- Given task -
Check each line of the records below for the string "uNsIs", then state how many lines contain it, with no other output.
>> Begin
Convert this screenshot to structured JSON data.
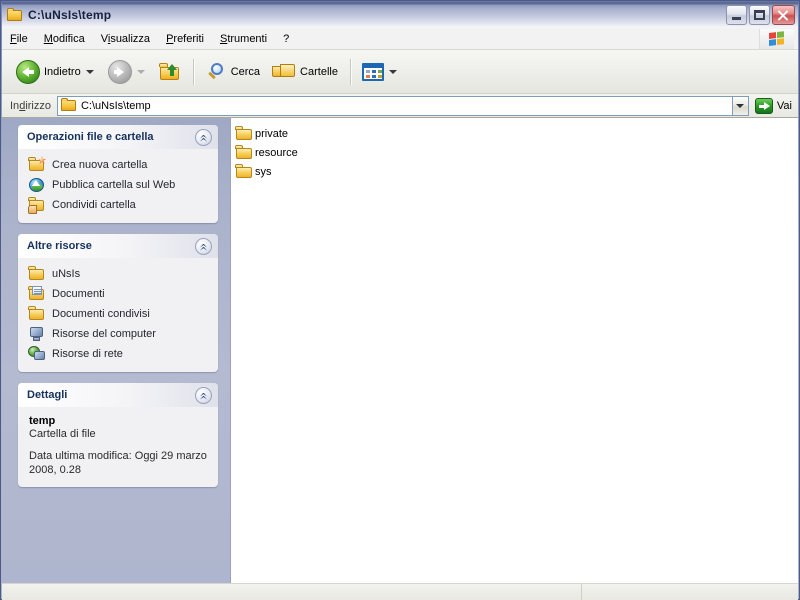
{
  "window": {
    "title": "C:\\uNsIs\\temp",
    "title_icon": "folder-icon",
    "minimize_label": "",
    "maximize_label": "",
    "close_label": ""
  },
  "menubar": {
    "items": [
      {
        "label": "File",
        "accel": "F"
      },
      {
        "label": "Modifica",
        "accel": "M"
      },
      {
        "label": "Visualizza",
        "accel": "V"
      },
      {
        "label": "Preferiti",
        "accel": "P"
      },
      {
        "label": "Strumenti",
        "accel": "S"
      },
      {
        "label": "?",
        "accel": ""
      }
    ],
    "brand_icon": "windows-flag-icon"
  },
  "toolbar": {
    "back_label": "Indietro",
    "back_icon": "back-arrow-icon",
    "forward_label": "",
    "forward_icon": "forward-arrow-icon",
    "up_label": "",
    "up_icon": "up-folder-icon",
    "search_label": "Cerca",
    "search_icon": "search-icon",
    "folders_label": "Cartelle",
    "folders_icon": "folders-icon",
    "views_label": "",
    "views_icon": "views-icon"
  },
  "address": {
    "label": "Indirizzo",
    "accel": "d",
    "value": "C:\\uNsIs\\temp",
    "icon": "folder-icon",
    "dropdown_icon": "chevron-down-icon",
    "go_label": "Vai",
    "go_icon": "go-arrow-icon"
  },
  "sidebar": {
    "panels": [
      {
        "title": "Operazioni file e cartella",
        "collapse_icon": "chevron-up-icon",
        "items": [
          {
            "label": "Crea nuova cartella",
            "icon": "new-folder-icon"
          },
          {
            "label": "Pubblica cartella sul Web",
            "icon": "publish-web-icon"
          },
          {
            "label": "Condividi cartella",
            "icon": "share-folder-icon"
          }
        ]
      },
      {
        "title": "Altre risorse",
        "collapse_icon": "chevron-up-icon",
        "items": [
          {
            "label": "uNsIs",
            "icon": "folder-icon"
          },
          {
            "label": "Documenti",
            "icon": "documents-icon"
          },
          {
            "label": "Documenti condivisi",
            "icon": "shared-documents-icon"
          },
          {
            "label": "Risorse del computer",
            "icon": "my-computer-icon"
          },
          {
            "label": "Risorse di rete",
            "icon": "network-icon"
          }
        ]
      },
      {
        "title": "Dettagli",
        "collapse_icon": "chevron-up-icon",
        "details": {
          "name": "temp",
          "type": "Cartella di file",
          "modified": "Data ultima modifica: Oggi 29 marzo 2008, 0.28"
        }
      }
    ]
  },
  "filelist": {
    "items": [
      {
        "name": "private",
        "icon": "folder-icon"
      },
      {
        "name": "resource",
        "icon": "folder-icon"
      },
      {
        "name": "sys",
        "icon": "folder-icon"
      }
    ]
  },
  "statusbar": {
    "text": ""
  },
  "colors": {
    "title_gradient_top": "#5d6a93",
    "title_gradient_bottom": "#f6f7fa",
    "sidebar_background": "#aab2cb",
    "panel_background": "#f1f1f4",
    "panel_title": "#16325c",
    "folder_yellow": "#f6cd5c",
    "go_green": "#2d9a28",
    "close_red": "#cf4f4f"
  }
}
>> End
- Solution to the problem -
3